Set problem
Would you write out the entries below, every one of them, exactly?

Records to use

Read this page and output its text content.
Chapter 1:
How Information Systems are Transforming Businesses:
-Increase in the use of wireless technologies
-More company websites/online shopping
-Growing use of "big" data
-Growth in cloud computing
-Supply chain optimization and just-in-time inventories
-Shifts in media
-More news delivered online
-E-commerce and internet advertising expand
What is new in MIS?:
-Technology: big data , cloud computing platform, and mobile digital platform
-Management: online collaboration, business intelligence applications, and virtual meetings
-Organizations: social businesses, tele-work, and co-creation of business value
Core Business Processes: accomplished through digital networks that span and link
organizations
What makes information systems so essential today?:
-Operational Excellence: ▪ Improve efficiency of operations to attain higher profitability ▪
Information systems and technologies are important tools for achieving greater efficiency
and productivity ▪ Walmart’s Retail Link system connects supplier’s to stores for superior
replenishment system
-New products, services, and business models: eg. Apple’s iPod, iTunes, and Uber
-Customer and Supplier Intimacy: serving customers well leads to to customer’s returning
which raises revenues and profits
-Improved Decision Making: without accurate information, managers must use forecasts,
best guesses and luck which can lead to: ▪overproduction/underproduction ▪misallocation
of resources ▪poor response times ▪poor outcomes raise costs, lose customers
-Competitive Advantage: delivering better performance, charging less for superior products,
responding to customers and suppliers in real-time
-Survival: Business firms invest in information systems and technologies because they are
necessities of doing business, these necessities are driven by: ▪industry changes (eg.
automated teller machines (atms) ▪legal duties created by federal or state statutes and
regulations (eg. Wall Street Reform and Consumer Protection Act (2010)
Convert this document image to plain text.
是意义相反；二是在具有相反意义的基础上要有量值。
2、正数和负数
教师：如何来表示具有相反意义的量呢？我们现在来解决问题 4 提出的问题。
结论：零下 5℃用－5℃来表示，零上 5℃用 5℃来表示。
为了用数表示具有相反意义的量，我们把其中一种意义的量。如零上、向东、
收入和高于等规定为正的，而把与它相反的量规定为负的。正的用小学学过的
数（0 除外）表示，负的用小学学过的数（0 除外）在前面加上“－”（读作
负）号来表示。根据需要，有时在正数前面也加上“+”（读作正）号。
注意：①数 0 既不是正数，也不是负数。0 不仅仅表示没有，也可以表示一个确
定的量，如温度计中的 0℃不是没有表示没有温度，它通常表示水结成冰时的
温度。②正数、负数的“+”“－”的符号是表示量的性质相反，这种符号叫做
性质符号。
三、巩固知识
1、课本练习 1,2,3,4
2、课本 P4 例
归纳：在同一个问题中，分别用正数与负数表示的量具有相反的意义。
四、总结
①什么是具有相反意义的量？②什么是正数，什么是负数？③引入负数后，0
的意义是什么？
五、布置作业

Reply to the task
Read this page and output its text content.
Chapter 1:
How Information Systems are Transforming Businesses:
-Increase in the use of wireless technologies
-More company websites/online shopping
-Growing use of "big" data
-Growth in cloud computing
-Supply chain optimization and just-in-time inventories
-Shifts in media
-More news delivered online
-E-commerce and internet advertising expand
What is new in MIS?:
-Technology: big data , cloud computing platform, and mobile digital platform
-Management: online collaboration, business intelligence applications, and virtual meetings
-Organizations: social businesses, tele-work, and co-creation of business value
Core Business Processes: accomplished through digital networks that span and link
organizations
What makes information systems so essential today?:
-Operational Excellence: ▪ Improve efficiency of operations to attain higher profitability ▪
Information systems and technologies are important tools for achieving greater efficiency
and productivity ▪ Walmart’s Retail Link system connects supplier’s to stores for superior
replenishment system
-New products, services, and business models: eg. Apple’s iPod, iTunes, and Uber
-Customer and Supplier Intimacy: serving customers well leads to to customer’s returning
which raises revenues and profits
-Improved Decision Making: without accurate information, managers must use forecasts,
best guesses and luck which can lead to: ▪overproduction/underproduction ▪misallocation
of resources ▪poor response times ▪poor outcomes raise costs, lose customers
-Competitive Advantage: delivering better performance, charging less for superior products,
responding to customers and suppliers in real-time
-Survival: Business firms invest in information systems and technologies because they are
necessities of doing business, these necessities are driven by: ▪industry changes (eg.
automated teller machines (atms) ▪legal duties created by federal or state statutes and
regulations (eg. Wall Street Reform and Consumer Protection Act (2010)
Convert this document image to plain text.
是意义相反；二是在具有相反意义的基础上要有量值。
2、正数和负数
教师：如何来表示具有相反意义的量呢？我们现在来解决问题 4 提出的问题。
结论：零下 5℃用－5℃来表示，零上 5℃用 5℃来表示。
为了用数表示具有相反意义的量，我们把其中一种意义的量。如零上、向东、
收入和高于等规定为正的，而把与它相反的量规定为负的。正的用小学学过的
数（0 除外）表示，负的用小学学过的数（0 除外）在前面加上“－”（读作
负）号来表示。根据需要，有时在正数前面也加上“+”（读作正）号。
注意：①数 0 既不是正数，也不是负数。0 不仅仅表示没有，也可以表示一个确
定的量，如温度计中的 0℃不是没有表示没有温度，它通常表示水结成冰时的
温度。②正数、负数的“+”“－”的符号是表示量的性质相反，这种符号叫做
性质符号。
三、巩固知识
1、课本练习 1,2,3,4
2、课本 P4 例
归纳：在同一个问题中，分别用正数与负数表示的量具有相反的意义。
四、总结
①什么是具有相反意义的量？②什么是正数，什么是负数？③引入负数后，0
的意义是什么？
五、布置作业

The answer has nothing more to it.